═══ Source data
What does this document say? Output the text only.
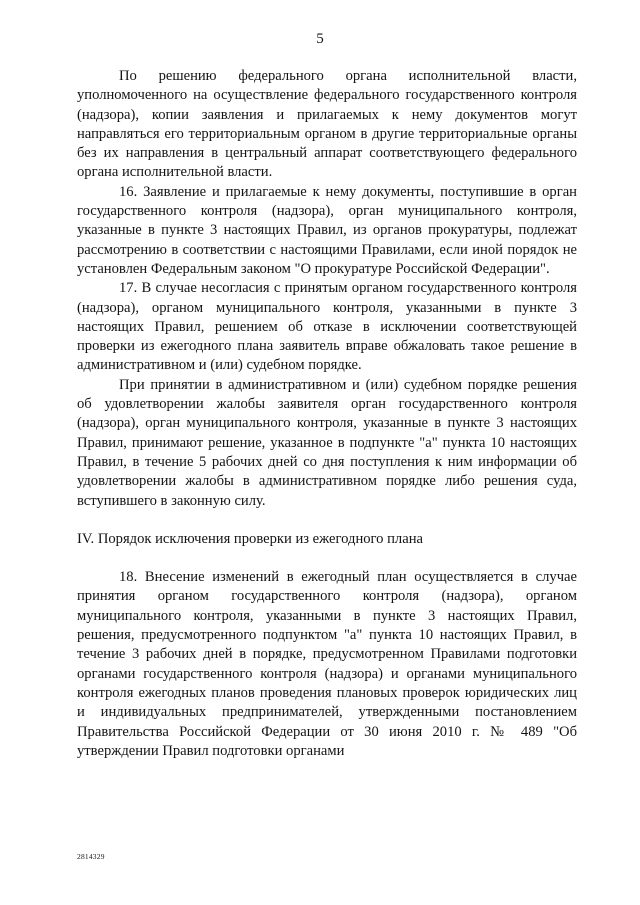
5

По решению федерального органа исполнительной власти, уполномоченного на осуществление федерального государственного контроля (надзора), копии заявления и прилагаемых к нему документов могут направляться его территориальным органом в другие территориальные органы без их направления в центральный аппарат соответствующего федерального органа исполнительной власти.

16. Заявление и прилагаемые к нему документы, поступившие в орган государственного контроля (надзора), орган муниципального контроля, указанные в пункте 3 настоящих Правил, из органов прокуратуры, подлежат рассмотрению в соответствии с настоящими Правилами, если иной порядок не установлен Федеральным законом "О прокуратуре Российской Федерации".

17. В случае несогласия с принятым органом государственного контроля (надзора), органом муниципального контроля, указанными в пункте 3 настоящих Правил, решением об отказе в исключении соответствующей проверки из ежегодного плана заявитель вправе обжаловать такое решение в административном и (или) судебном порядке.

При принятии в административном и (или) судебном порядке решения об удовлетворении жалобы заявителя орган государственного контроля (надзора), орган муниципального контроля, указанные в пункте 3 настоящих Правил, принимают решение, указанное в подпункте "а" пункта 10 настоящих Правил, в течение 5 рабочих дней со дня поступления к ним информации об удовлетворении жалобы в административном порядке либо решения суда, вступившего в законную силу.

IV. Порядок исключения проверки из ежегодного плана

18. Внесение изменений в ежегодный план осуществляется в случае принятия органом государственного контроля (надзора), органом муниципального контроля, указанными в пункте 3 настоящих Правил, решения, предусмотренного подпунктом "а" пункта 10 настоящих Правил, в течение 3 рабочих дней в порядке, предусмотренном Правилами подготовки органами государственного контроля (надзора) и органами муниципального контроля ежегодных планов проведения плановых проверок юридических лиц и индивидуальных предпринимателей, утвержденными постановлением Правительства Российской Федерации от 30 июня 2010 г. № 489 "Об утверждении Правил подготовки органами

2814329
══════
### Brief
Output an exact copy of the material, with the pictures removed.

### Response
What does this document say? Output the text only.
5

По решению федерального органа исполнительной власти, уполномоченного на осуществление федерального государственного контроля (надзора), копии заявления и прилагаемых к нему документов могут направляться его территориальным органом в другие территориальные органы без их направления в центральный аппарат соответствующего федерального органа исполнительной власти.

16. Заявление и прилагаемые к нему документы, поступившие в орган государственного контроля (надзора), орган муниципального контроля, указанные в пункте 3 настоящих Правил, из органов прокуратуры, подлежат рассмотрению в соответствии с настоящими Правилами, если иной порядок не установлен Федеральным законом "О прокуратуре Российской Федерации".

17. В случае несогласия с принятым органом государственного контроля (надзора), органом муниципального контроля, указанными в пункте 3 настоящих Правил, решением об отказе в исключении соответствующей проверки из ежегодного плана заявитель вправе обжаловать такое решение в административном и (или) судебном порядке.

При принятии в административном и (или) судебном порядке решения об удовлетворении жалобы заявителя орган государственного контроля (надзора), орган муниципального контроля, указанные в пункте 3 настоящих Правил, принимают решение, указанное в подпункте "а" пункта 10 настоящих Правил, в течение 5 рабочих дней со дня поступления к ним информации об удовлетворении жалобы в административном порядке либо решения суда, вступившего в законную силу.

IV. Порядок исключения проверки из ежегодного плана

18. Внесение изменений в ежегодный план осуществляется в случае принятия органом государственного контроля (надзора), органом муниципального контроля, указанными в пункте 3 настоящих Правил, решения, предусмотренного подпунктом "а" пункта 10 настоящих Правил, в течение 3 рабочих дней в порядке, предусмотренном Правилами подготовки органами государственного контроля (надзора) и органами муниципального контроля ежегодных планов проведения плановых проверок юридических лиц и индивидуальных предпринимателей, утвержденными постановлением Правительства Российской Федерации от 30 июня 2010 г. № 489 "Об утверждении Правил подготовки органами

2814329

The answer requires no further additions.